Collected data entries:
=====

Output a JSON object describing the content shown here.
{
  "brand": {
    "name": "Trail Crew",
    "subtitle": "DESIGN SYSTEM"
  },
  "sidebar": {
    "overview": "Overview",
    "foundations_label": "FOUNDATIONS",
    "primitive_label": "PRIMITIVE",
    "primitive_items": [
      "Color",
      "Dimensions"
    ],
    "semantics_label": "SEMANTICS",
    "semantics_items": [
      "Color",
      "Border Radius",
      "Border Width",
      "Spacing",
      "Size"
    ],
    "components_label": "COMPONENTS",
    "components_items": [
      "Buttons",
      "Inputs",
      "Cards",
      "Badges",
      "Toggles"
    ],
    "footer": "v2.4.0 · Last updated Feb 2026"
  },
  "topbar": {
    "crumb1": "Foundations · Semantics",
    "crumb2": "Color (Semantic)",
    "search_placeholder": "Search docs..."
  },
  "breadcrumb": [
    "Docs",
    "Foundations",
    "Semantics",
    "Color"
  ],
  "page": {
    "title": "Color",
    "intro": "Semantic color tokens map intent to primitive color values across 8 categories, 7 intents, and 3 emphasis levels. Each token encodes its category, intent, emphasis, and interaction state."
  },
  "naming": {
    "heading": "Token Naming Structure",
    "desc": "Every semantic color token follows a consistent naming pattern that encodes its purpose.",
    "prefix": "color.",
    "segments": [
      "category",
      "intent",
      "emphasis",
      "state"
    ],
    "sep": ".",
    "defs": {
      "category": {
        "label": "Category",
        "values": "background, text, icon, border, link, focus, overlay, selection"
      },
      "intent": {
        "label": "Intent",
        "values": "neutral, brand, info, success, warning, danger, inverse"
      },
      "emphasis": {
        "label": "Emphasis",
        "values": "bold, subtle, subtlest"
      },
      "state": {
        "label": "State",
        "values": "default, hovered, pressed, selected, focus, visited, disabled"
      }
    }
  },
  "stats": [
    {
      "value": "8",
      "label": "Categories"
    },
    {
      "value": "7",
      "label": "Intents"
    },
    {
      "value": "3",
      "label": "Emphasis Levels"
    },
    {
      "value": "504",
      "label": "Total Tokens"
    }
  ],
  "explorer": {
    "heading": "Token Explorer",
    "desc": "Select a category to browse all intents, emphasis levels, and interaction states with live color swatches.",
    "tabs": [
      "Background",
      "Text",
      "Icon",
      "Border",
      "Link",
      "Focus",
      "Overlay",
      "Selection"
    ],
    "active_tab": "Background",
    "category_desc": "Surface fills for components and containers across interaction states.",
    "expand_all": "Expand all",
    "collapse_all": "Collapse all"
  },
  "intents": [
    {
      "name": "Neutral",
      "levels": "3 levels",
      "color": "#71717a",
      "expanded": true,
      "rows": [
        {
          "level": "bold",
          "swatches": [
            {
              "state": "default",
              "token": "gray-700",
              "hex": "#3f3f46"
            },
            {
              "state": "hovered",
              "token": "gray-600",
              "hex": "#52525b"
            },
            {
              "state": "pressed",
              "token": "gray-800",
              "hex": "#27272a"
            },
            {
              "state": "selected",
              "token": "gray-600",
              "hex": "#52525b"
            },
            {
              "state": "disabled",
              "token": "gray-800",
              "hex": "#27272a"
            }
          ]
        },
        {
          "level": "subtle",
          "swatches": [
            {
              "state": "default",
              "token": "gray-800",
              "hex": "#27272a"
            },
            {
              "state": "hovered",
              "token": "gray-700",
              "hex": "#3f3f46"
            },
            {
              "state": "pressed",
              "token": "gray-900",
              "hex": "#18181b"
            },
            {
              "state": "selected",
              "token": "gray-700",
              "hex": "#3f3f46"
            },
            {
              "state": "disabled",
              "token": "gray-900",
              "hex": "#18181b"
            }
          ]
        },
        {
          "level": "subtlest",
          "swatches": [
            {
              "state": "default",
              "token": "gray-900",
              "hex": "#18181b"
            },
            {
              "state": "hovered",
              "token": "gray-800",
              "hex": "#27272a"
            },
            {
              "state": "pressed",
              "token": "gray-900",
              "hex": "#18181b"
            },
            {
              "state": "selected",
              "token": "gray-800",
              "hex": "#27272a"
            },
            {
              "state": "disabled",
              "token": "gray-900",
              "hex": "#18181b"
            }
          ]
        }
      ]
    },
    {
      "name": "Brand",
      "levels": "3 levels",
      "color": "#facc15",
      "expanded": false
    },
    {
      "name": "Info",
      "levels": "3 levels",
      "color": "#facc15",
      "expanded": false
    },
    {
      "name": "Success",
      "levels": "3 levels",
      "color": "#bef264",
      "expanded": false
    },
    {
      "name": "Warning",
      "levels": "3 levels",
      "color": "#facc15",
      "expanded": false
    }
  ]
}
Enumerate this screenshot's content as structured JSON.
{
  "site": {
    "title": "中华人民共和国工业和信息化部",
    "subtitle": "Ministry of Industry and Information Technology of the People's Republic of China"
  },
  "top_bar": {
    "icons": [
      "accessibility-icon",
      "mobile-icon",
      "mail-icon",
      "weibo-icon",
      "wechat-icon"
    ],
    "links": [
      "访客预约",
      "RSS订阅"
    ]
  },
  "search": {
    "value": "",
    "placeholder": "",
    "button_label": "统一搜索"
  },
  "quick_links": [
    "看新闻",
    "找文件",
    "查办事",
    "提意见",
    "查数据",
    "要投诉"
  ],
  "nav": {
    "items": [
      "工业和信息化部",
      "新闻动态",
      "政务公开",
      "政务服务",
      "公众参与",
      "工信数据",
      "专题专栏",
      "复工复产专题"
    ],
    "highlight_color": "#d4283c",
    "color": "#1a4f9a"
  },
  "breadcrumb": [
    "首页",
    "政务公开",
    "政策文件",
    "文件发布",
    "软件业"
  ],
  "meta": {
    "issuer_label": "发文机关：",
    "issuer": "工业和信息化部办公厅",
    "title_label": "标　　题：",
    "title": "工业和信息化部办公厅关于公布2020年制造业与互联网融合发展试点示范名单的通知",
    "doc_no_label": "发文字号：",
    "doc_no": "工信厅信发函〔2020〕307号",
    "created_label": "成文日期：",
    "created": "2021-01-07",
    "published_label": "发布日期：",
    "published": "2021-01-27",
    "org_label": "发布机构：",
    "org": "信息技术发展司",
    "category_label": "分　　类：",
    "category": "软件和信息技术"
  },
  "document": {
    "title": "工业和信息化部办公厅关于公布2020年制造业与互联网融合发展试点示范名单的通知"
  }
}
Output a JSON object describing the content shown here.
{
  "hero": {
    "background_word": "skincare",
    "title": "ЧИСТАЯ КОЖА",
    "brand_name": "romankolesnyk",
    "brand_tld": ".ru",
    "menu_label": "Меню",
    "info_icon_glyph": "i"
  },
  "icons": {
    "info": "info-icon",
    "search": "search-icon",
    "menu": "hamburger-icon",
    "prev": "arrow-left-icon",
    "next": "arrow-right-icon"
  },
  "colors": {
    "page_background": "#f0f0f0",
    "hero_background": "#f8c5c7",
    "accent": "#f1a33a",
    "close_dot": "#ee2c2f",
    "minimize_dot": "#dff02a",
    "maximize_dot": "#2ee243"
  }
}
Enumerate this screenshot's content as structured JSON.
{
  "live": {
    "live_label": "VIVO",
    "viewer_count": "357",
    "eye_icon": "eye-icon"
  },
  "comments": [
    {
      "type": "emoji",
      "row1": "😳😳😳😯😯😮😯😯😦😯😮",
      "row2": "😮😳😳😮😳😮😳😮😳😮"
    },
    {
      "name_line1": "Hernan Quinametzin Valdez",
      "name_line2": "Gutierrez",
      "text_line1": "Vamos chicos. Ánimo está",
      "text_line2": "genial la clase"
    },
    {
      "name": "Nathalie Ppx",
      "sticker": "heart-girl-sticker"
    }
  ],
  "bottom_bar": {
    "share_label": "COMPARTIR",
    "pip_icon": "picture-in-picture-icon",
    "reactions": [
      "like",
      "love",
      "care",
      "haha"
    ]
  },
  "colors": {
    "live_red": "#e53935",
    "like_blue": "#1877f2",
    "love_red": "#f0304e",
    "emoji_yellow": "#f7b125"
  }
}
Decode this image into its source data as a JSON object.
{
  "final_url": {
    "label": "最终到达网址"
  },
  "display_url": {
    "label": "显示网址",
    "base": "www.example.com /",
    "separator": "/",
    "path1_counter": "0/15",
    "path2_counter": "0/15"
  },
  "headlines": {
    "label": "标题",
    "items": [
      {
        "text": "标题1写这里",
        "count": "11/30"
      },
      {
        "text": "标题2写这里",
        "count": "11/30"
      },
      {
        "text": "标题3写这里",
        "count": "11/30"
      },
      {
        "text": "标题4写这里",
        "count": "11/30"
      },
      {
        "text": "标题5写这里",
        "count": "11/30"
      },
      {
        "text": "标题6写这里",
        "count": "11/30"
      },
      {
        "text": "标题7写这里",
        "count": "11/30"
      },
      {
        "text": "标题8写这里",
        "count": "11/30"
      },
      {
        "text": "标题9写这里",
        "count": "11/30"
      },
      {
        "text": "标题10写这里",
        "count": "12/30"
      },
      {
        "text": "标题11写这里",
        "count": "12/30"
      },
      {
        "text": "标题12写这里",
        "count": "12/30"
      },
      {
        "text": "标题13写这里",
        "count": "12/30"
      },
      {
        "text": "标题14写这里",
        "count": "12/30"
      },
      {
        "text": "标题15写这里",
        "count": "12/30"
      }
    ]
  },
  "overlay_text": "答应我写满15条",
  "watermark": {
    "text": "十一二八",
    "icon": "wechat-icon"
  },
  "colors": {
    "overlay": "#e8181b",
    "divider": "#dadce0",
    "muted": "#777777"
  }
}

=====

* What you need to do *
Show all lines above holding "encodes".

* Written answer *
    "intro": "Semantic color tokens map intent to primitive color values across 8 categories, 7 intents, and 3 emphasis levels. Each token encodes its category, intent, emphasis, and interaction state."
    "desc": "Every semantic color token follows a consistent naming pattern that encodes its purpose.",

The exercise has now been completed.